| WHAT THE EXERCISE ASKS |
List all lines of the data containing the word "then".

| WORKING DATA |

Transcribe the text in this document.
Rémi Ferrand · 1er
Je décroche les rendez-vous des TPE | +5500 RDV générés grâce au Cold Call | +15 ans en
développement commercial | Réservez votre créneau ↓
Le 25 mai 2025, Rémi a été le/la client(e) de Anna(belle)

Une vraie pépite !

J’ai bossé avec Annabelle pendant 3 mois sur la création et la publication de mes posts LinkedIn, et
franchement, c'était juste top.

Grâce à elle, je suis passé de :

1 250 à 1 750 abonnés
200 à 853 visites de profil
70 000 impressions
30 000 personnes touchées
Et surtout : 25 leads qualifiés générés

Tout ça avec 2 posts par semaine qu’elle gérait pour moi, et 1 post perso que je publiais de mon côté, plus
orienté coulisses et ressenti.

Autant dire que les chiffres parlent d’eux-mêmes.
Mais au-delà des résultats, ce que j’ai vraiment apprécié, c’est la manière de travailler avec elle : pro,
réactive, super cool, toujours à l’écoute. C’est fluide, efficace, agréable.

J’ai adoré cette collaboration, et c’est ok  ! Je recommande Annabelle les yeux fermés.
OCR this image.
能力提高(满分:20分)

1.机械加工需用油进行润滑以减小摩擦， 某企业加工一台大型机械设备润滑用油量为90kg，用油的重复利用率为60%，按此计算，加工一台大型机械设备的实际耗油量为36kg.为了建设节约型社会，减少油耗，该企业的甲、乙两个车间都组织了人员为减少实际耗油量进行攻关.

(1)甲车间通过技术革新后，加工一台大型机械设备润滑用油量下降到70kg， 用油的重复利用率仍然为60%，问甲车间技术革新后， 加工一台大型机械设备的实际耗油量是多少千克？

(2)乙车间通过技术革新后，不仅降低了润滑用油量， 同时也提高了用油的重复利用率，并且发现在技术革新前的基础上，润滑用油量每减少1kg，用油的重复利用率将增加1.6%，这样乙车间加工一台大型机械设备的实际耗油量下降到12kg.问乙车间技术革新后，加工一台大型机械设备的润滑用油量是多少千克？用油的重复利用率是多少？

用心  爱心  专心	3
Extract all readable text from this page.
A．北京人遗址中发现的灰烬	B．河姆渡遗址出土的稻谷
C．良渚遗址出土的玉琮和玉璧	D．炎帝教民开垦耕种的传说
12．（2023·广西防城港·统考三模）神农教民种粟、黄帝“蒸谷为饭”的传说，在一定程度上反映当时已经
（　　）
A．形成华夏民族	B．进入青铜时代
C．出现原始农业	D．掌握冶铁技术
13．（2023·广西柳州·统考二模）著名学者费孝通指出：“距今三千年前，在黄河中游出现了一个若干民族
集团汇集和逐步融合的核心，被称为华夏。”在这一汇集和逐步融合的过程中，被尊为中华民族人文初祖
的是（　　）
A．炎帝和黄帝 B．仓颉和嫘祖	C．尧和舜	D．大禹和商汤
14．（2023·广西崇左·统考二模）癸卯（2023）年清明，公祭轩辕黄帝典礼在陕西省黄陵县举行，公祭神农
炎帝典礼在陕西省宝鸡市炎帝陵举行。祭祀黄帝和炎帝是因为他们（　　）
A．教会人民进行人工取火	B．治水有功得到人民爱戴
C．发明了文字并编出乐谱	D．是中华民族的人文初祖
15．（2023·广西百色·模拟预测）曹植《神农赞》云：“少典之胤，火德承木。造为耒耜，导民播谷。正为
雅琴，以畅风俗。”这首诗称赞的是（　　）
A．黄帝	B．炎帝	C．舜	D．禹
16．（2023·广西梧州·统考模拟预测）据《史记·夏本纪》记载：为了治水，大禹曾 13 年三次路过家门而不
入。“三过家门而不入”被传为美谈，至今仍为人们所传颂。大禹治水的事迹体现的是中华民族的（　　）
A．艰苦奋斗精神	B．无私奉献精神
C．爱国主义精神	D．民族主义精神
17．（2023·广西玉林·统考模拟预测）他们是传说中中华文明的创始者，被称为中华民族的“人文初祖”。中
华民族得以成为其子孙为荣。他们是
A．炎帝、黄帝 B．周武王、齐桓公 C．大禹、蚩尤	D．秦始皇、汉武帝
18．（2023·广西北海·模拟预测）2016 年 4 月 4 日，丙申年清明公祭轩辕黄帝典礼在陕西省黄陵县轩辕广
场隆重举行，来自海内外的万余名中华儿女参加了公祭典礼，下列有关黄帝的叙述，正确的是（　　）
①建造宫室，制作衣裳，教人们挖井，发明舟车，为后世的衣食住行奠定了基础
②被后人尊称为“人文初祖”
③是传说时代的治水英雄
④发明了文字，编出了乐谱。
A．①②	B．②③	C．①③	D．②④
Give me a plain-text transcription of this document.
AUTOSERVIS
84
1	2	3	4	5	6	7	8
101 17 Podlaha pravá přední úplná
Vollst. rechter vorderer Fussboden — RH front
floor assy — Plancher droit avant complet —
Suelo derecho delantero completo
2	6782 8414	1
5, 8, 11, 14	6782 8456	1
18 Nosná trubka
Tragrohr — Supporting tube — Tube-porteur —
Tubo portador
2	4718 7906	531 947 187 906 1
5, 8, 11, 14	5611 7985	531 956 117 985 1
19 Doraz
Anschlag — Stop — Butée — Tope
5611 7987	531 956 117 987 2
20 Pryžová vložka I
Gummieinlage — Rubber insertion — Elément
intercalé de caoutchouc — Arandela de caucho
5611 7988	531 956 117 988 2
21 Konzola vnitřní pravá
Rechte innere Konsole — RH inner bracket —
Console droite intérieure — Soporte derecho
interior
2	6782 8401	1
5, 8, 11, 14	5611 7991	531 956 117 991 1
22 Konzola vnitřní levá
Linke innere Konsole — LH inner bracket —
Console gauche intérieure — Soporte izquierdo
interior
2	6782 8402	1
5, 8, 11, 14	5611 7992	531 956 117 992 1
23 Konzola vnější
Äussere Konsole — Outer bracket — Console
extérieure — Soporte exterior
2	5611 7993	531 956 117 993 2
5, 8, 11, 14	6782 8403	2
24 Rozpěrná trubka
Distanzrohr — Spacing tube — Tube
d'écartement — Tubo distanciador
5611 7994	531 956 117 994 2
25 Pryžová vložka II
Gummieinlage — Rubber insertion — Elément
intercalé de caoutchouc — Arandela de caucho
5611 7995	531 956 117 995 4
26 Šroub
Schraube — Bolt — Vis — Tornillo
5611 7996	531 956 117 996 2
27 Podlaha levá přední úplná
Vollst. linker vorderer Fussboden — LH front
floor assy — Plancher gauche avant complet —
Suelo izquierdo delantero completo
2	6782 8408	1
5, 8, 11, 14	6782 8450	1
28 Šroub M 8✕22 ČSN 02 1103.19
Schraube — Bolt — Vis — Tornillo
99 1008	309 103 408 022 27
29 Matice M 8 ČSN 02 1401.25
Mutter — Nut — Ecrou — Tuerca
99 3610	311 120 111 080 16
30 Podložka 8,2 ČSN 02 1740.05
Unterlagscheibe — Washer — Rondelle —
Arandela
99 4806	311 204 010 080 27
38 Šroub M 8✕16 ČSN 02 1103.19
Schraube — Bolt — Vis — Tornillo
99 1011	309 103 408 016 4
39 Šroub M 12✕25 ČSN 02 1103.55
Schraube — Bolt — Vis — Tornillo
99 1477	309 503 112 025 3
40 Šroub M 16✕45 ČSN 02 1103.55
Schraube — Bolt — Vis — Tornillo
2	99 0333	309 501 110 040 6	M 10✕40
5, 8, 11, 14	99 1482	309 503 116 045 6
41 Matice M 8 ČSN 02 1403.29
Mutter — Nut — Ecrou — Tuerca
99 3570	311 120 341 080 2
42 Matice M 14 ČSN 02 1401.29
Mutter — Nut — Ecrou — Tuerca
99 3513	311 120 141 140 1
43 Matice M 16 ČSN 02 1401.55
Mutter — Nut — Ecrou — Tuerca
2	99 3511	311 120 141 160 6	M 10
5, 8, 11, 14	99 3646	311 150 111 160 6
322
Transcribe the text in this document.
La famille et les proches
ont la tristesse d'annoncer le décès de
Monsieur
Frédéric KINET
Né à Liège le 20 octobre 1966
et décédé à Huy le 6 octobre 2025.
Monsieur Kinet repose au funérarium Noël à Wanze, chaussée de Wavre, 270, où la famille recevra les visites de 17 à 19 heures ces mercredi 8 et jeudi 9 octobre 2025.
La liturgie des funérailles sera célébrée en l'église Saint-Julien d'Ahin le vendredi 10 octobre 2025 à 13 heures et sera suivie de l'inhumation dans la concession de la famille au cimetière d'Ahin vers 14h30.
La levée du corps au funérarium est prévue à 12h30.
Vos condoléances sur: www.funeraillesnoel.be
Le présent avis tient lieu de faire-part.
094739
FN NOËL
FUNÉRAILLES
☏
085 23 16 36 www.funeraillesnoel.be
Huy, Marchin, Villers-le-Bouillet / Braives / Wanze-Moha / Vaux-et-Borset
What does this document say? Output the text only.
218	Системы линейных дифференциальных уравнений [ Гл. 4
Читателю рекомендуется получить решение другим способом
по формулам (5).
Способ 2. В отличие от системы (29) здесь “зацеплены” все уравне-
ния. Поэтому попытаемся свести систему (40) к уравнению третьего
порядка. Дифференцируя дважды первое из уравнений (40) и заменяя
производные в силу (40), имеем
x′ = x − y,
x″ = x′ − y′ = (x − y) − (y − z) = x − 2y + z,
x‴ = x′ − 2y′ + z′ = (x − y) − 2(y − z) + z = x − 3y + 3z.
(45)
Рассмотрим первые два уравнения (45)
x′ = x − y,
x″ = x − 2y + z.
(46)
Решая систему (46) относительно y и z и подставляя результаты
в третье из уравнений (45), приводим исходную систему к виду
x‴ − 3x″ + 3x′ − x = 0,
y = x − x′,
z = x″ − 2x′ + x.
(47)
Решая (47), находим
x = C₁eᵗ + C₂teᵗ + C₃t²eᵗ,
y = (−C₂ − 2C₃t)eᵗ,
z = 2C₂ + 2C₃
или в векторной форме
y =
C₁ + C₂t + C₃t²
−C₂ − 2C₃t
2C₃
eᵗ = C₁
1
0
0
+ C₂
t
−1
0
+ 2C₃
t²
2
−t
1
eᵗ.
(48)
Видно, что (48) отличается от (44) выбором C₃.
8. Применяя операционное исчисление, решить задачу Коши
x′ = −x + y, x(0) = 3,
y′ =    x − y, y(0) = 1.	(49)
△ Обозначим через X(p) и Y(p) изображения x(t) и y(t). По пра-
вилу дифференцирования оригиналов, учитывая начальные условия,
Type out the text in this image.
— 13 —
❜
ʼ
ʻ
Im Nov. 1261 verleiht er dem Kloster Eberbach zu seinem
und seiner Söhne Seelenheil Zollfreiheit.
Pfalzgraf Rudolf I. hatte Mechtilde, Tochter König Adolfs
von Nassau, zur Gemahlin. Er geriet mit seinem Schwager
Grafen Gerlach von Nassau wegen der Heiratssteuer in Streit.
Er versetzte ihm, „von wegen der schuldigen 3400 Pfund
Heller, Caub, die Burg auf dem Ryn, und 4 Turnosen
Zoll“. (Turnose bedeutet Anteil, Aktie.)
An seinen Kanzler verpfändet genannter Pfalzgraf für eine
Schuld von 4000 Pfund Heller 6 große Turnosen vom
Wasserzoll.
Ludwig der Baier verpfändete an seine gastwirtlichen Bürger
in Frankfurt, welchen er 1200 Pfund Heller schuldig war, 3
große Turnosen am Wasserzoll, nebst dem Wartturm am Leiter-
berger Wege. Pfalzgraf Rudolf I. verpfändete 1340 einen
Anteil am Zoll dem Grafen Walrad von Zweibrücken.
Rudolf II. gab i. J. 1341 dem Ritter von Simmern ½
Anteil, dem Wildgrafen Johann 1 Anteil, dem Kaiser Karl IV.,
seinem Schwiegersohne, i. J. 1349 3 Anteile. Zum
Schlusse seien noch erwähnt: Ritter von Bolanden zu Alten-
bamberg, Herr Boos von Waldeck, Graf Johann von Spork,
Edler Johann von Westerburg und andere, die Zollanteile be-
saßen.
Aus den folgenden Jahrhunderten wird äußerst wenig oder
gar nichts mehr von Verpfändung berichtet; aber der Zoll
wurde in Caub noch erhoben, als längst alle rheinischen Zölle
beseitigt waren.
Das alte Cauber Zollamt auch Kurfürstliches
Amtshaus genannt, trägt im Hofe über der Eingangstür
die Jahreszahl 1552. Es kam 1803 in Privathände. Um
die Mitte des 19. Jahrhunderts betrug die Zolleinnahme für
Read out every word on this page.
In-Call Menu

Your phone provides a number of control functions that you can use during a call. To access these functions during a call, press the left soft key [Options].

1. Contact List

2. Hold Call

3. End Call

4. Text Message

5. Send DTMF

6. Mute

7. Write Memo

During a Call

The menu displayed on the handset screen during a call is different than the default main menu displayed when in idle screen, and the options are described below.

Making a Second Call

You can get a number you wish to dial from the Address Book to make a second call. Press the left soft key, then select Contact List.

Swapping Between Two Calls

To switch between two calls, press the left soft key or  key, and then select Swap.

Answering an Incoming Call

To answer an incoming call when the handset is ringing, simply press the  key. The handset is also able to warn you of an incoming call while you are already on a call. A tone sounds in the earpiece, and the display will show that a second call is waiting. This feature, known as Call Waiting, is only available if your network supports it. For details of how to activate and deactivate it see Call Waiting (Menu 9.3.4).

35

| REPLY TO THE EXERCISE |
You can get a number you wish to dial from the Address Book to make a second call. Press the left soft key, then select Contact List.
To switch between two calls, press the left soft key or  key, and then select Swap.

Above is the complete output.